— DESCRIPTION OF THE TASK —
Would you return the complete listing below word for word?

— MATERIAL PROVIDED —
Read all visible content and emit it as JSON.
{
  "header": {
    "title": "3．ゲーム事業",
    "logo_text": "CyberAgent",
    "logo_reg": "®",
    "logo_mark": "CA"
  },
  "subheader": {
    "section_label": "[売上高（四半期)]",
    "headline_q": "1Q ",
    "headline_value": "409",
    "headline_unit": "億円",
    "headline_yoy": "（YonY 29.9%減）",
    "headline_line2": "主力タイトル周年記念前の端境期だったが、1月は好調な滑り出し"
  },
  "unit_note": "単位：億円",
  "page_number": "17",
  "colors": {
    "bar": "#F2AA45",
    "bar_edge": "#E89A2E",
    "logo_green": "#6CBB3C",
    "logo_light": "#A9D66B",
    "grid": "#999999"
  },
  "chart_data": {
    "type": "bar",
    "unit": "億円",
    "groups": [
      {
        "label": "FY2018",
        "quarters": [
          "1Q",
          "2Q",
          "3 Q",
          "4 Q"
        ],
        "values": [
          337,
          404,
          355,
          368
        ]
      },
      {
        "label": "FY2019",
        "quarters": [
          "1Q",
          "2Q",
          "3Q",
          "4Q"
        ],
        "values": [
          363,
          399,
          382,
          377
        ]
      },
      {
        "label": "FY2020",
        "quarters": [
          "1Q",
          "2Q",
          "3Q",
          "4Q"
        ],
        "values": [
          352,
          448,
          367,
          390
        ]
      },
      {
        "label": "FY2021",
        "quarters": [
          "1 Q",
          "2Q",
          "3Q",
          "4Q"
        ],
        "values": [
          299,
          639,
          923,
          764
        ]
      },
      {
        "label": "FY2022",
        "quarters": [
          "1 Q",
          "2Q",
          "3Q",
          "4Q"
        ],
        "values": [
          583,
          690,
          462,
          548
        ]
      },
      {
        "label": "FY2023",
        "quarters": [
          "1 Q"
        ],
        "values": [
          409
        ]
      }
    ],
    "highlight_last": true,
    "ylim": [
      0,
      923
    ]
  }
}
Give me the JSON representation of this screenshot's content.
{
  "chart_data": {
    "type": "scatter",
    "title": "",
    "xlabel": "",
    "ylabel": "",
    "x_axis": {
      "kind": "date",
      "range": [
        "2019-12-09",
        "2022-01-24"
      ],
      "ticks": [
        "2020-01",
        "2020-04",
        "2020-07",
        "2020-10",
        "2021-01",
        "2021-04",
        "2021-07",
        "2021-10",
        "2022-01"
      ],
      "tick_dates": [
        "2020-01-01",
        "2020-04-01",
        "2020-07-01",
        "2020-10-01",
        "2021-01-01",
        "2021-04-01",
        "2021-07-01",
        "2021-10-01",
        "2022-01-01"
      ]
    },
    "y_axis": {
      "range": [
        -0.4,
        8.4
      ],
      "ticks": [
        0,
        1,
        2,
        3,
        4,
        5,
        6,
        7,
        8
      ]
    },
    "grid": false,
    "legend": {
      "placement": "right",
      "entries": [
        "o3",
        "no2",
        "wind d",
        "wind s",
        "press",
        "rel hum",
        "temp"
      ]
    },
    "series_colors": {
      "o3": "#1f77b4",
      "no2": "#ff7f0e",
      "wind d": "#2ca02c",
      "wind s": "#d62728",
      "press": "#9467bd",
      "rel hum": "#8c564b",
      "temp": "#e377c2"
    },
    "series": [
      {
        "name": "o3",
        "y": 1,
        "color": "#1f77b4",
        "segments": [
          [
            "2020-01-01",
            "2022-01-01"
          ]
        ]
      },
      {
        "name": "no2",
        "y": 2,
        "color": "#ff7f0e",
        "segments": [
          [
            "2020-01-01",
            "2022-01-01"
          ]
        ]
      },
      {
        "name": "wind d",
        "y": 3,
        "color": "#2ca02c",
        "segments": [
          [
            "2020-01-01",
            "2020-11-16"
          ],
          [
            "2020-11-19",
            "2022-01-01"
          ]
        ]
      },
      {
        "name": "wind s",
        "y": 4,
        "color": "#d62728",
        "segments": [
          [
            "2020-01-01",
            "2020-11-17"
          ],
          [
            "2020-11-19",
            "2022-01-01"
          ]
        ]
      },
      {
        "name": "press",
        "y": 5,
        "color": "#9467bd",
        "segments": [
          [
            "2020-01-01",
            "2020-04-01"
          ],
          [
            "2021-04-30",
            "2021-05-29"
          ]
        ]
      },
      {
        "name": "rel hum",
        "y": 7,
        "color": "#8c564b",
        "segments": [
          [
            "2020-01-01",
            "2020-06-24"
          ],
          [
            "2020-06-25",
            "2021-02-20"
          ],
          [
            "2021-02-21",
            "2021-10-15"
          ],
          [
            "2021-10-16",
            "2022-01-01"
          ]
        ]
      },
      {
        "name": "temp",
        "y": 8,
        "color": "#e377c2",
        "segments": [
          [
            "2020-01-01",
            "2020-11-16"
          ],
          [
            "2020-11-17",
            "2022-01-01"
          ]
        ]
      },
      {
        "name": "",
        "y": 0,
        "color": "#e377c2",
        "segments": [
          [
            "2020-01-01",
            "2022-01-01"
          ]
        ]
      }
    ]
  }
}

— REPLY —
Read all visible content and emit it as JSON.
{
  "header": {
    "title": "3．ゲーム事業",
    "logo_text": "CyberAgent",
    "logo_reg": "®",
    "logo_mark": "CA"
  },
  "subheader": {
    "section_label": "[売上高（四半期)]",
    "headline_q": "1Q ",
    "headline_value": "409",
    "headline_unit": "億円",
    "headline_yoy": "（YonY 29.9%減）",
    "headline_line2": "主力タイトル周年記念前の端境期だったが、1月は好調な滑り出し"
  },
  "unit_note": "単位：億円",
  "page_number": "17",
  "colors": {
    "bar": "#F2AA45",
    "bar_edge": "#E89A2E",
    "logo_green": "#6CBB3C",
    "logo_light": "#A9D66B",
    "grid": "#999999"
  },
  "chart_data": {
    "type": "bar",
    "unit": "億円",
    "groups": [
      {
        "label": "FY2018",
        "quarters": [
          "1Q",
          "2Q",
          "3 Q",
          "4 Q"
        ],
        "values": [
          337,
          404,
          355,
          368
        ]
      },
      {
        "label": "FY2019",
        "quarters": [
          "1Q",
          "2Q",
          "3Q",
          "4Q"
        ],
        "values": [
          363,
          399,
          382,
          377
        ]
      },
      {
        "label": "FY2020",
        "quarters": [
          "1Q",
          "2Q",
          "3Q",
          "4Q"
        ],
        "values": [
          352,
          448,
          367,
          390
        ]
      },
      {
        "label": "FY2021",
        "quarters": [
          "1 Q",
          "2Q",
          "3Q",
          "4Q"
        ],
        "values": [
          299,
          639,
          923,
          764
        ]
      },
      {
        "label": "FY2022",
        "quarters": [
          "1 Q",
          "2Q",
          "3Q",
          "4Q"
        ],
        "values": [
          583,
          690,
          462,
          548
        ]
      },
      {
        "label": "FY2023",
        "quarters": [
          "1 Q"
        ],
        "values": [
          409
        ]
      }
    ],
    "highlight_last": true,
    "ylim": [
      0,
      923
    ]
  }
}
Give me the JSON representation of this screenshot's content.
{
  "chart_data": {
    "type": "scatter",
    "title": "",
    "xlabel": "",
    "ylabel": "",
    "x_axis": {
      "kind": "date",
      "range": [
        "2019-12-09",
        "2022-01-24"
      ],
      "ticks": [
        "2020-01",
        "2020-04",
        "2020-07",
        "2020-10",
        "2021-01",
        "2021-04",
        "2021-07",
        "2021-10",
        "2022-01"
      ],
      "tick_dates": [
        "2020-01-01",
        "2020-04-01",
        "2020-07-01",
        "2020-10-01",
        "2021-01-01",
        "2021-04-01",
        "2021-07-01",
        "2021-10-01",
        "2022-01-01"
      ]
    },
    "y_axis": {
      "range": [
        -0.4,
        8.4
      ],
      "ticks": [
        0,
        1,
        2,
        3,
        4,
        5,
        6,
        7,
        8
      ]
    },
    "grid": false,
    "legend": {
      "placement": "right",
      "entries": [
        "o3",
        "no2",
        "wind d",
        "wind s",
        "press",
        "rel hum",
        "temp"
      ]
    },
    "series_colors": {
      "o3": "#1f77b4",
      "no2": "#ff7f0e",
      "wind d": "#2ca02c",
      "wind s": "#d62728",
      "press": "#9467bd",
      "rel hum": "#8c564b",
      "temp": "#e377c2"
    },
    "series": [
      {
        "name": "o3",
        "y": 1,
        "color": "#1f77b4",
        "segments": [
          [
            "2020-01-01",
            "2022-01-01"
          ]
        ]
      },
      {
        "name": "no2",
        "y": 2,
        "color": "#ff7f0e",
        "segments": [
          [
            "2020-01-01",
            "2022-01-01"
          ]
        ]
      },
      {
        "name": "wind d",
        "y": 3,
        "color": "#2ca02c",
        "segments": [
          [
            "2020-01-01",
            "2020-11-16"
          ],
          [
            "2020-11-19",
            "2022-01-01"
          ]
        ]
      },
      {
        "name": "wind s",
        "y": 4,
        "color": "#d62728",
        "segments": [
          [
            "2020-01-01",
            "2020-11-17"
          ],
          [
            "2020-11-19",
            "2022-01-01"
          ]
        ]
      },
      {
        "name": "press",
        "y": 5,
        "color": "#9467bd",
        "segments": [
          [
            "2020-01-01",
            "2020-04-01"
          ],
          [
            "2021-04-30",
            "2021-05-29"
          ]
        ]
      },
      {
        "name": "rel hum",
        "y": 7,
        "color": "#8c564b",
        "segments": [
          [
            "2020-01-01",
            "2020-06-24"
          ],
          [
            "2020-06-25",
            "2021-02-20"
          ],
          [
            "2021-02-21",
            "2021-10-15"
          ],
          [
            "2021-10-16",
            "2022-01-01"
          ]
        ]
      },
      {
        "name": "temp",
        "y": 8,
        "color": "#e377c2",
        "segments": [
          [
            "2020-01-01",
            "2020-11-16"
          ],
          [
            "2020-11-17",
            "2022-01-01"
          ]
        ]
      },
      {
        "name": "",
        "y": 0,
        "color": "#e377c2",
        "segments": [
          [
            "2020-01-01",
            "2022-01-01"
          ]
        ]
      }
    ]
  }
}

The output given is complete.